What is being asked |
Reproduce, without any change, the lines of the data from the one containing "item-price: 7€ (665, 381, 686, 399)" through the one containing "section-label-entrees: ENTRÉES (32, 217, 68, 384)", both ends included.
_ _ _ _
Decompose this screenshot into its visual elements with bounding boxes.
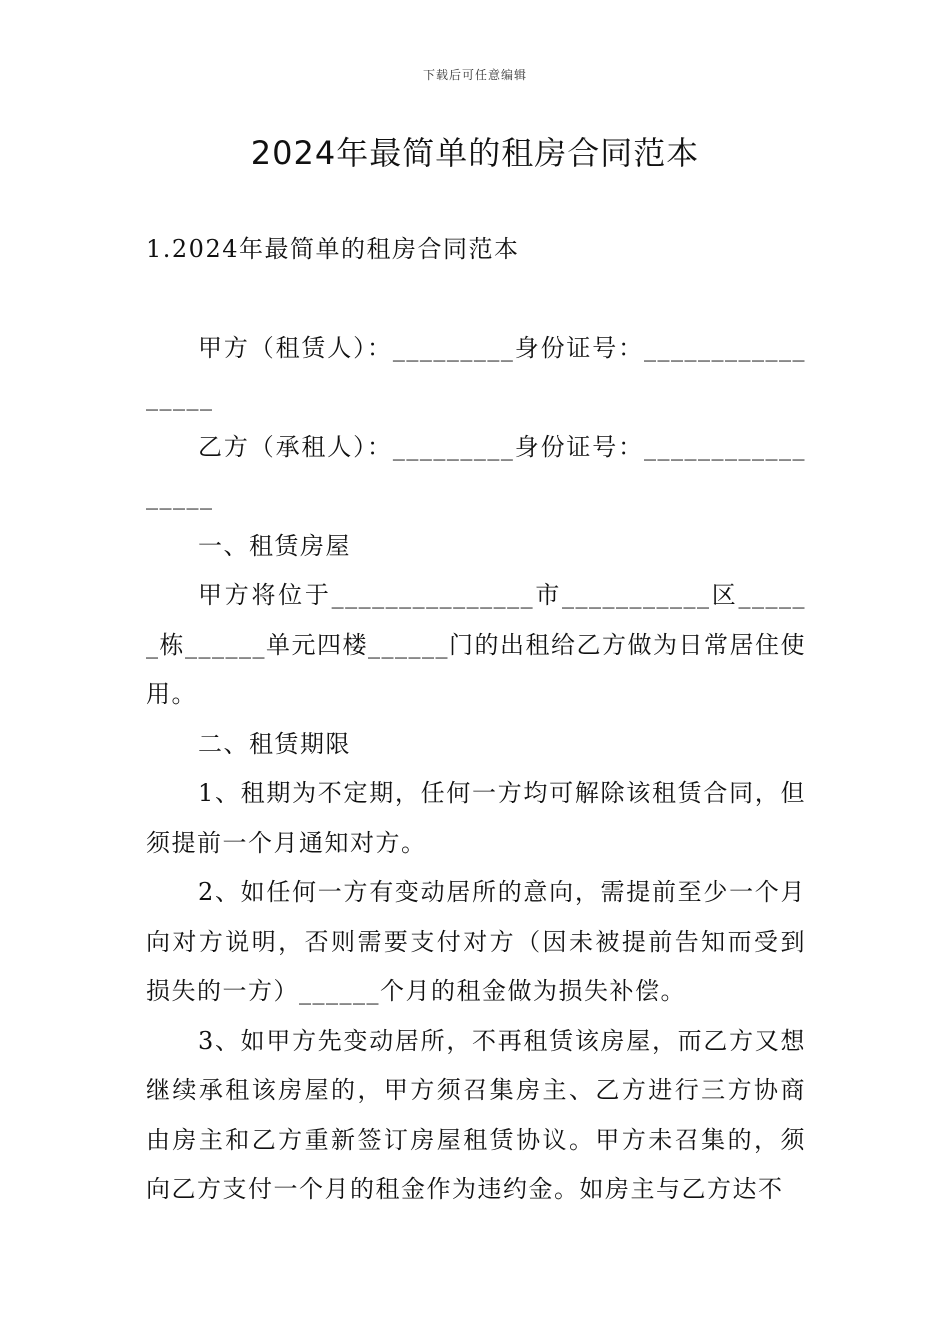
party-a-id-label: 身份证号： [514,333,645,362]
party-a-line [146,324,806,423]
document-body [146,225,806,1215]
party-a-id-blank: _________________ [146,333,807,411]
document-title: 2024年最简单的租房合同范本 [250,134,700,172]
party-b-label: 乙方（承租人）： [198,432,393,461]
party-b-id-blank: _________________ [146,432,807,510]
party-b-line [146,423,806,522]
section2-item-2: 2、如任何一方有变动居所的意向，需提前至少一个月向对方说明，否则需要支付对方（因未被提前告知而受到损失的一方）______个月的租金做为损失补偿。 [146,878,806,1005]
party-b-id-label: 身份证号： [514,432,645,461]
section2-item-3: 3、如甲方先变动居所，不再租赁该房屋，而乙方又想继续承租该房屋的，甲方须召集房主、乙方进行三方协商由房主和乙方重新签订房屋租赁协议。甲方未召集的，须向乙方支付一个月的租金作为违约金。如房主与乙方达不 [146,1026,806,1203]
header-note: 下载后可任意编辑 [422,68,527,82]
party-a-label: 甲方（租赁人）： [198,333,393,362]
section2-item-1: 1、租期为不定期，任何一方均可解除该租赁合同，但须提前一个月通知对方。 [146,779,806,857]
section2-heading: 二、租赁期限 [198,729,351,758]
document-subtitle: 1.2024年最简单的租房合同范本 [146,235,520,263]
party-a-name-blank: _________ [392,333,515,362]
section1-heading: 一、租赁房屋 [198,531,351,560]
section1-text: 甲方将位于_______________市___________区______栋______单元四楼______门的出租给乙方做为日常居住使用。 [146,581,806,708]
party-b-name-blank: _________ [392,432,515,461]
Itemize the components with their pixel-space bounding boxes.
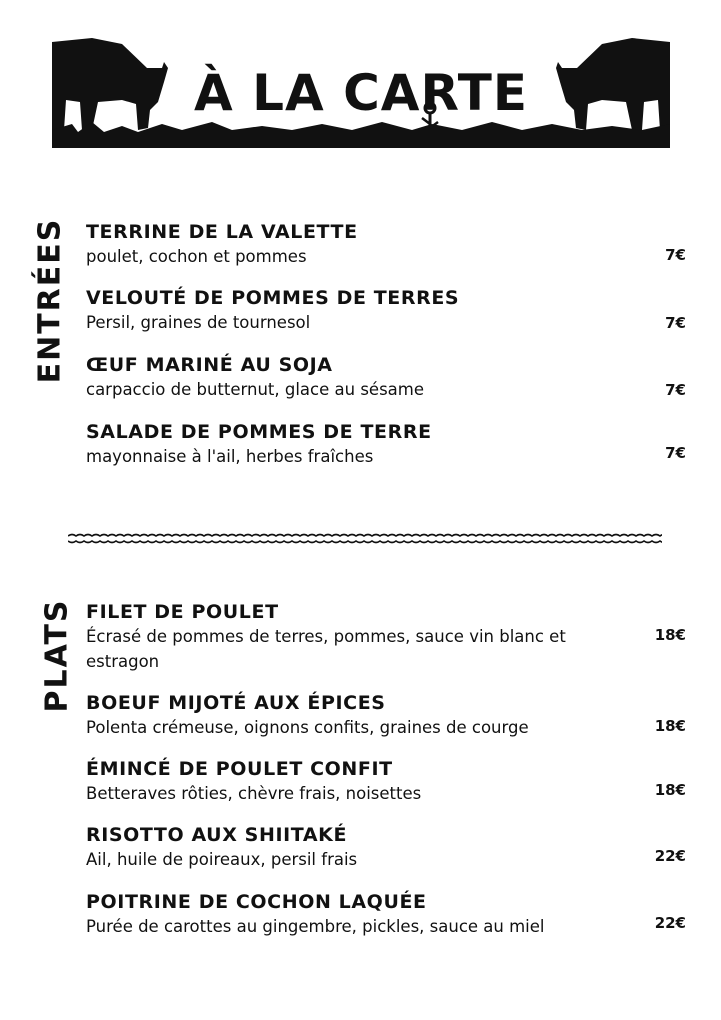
item-price: 7€ (665, 381, 686, 399)
menu-item (86, 286, 686, 335)
item-price: 22€ (654, 914, 686, 932)
item-name: POITRINE DE COCHON LAQUÉE (86, 891, 427, 913)
header-banner (52, 38, 670, 148)
item-price: 18€ (654, 781, 686, 799)
menu-item (86, 890, 686, 939)
item-description: Purée de carottes au gingembre, pickles, sauce au miel (86, 917, 545, 936)
menu-item (86, 420, 686, 469)
item-name: FILET DE POULET (86, 601, 279, 623)
section-label-entrees: ENTRÉES (32, 217, 68, 384)
item-name: BOEUF MIJOTÉ AUX ÉPICES (86, 692, 386, 714)
item-description: Persil, graines de tournesol (86, 313, 311, 332)
item-price: 18€ (654, 626, 686, 644)
wavy-divider (68, 530, 662, 548)
item-description: poulet, cochon et pommes (86, 247, 307, 266)
item-description: Ail, huile de poireaux, persil frais (86, 850, 358, 869)
item-price: 18€ (654, 717, 686, 735)
menu-item (86, 823, 686, 872)
menu-item (86, 353, 686, 402)
item-price: 7€ (665, 444, 686, 462)
menu-item (86, 600, 686, 674)
item-description: carpaccio de butternut, glace au sésame (86, 380, 425, 399)
item-name: ŒUF MARINÉ AU SOJA (86, 354, 333, 376)
item-name: ÉMINCÉ DE POULET CONFIT (86, 758, 393, 780)
item-price: 22€ (654, 847, 686, 865)
item-description: Betteraves rôties, chèvre frais, noisettes (86, 784, 422, 803)
item-description: Polenta crémeuse, oignons confits, graines de courge (86, 718, 529, 737)
item-price: 7€ (665, 314, 686, 332)
item-name: SALADE DE POMMES DE TERRE (86, 421, 432, 443)
item-name: TERRINE DE LA VALETTE (86, 221, 358, 243)
item-name: VELOUTÉ DE POMMES DE TERRES (86, 287, 460, 309)
menu-item (86, 220, 686, 269)
item-name: RISOTTO AUX SHIITAKÉ (86, 824, 348, 846)
menu-item (86, 757, 686, 806)
item-description: mayonnaise à l'ail, herbes fraîches (86, 447, 374, 466)
section-label-plats: PLATS (39, 598, 75, 713)
menu-title: À LA CARTE (194, 64, 528, 122)
menu-item (86, 691, 686, 740)
item-price: 7€ (665, 246, 686, 264)
item-description: Écrasé de pommes de terres, pommes, sauce vin blanc et estragon (86, 627, 566, 671)
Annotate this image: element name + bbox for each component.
_ _ _ _
Correct response |
item-price: 7€ (665, 381, 686, 399)
menu-item (86, 286, 686, 335)
item-price: 22€ (654, 914, 686, 932)
item-name: POITRINE DE COCHON LAQUÉE (86, 891, 427, 913)
header-banner (52, 38, 670, 148)
item-price: 18€ (654, 781, 686, 799)
menu-item (86, 890, 686, 939)
item-description: Purée de carottes au gingembre, pickles, sauce au miel (86, 917, 545, 936)
menu-item (86, 420, 686, 469)
item-name: FILET DE POULET (86, 601, 279, 623)
section-label-entrees: ENTRÉES (32, 217, 68, 384)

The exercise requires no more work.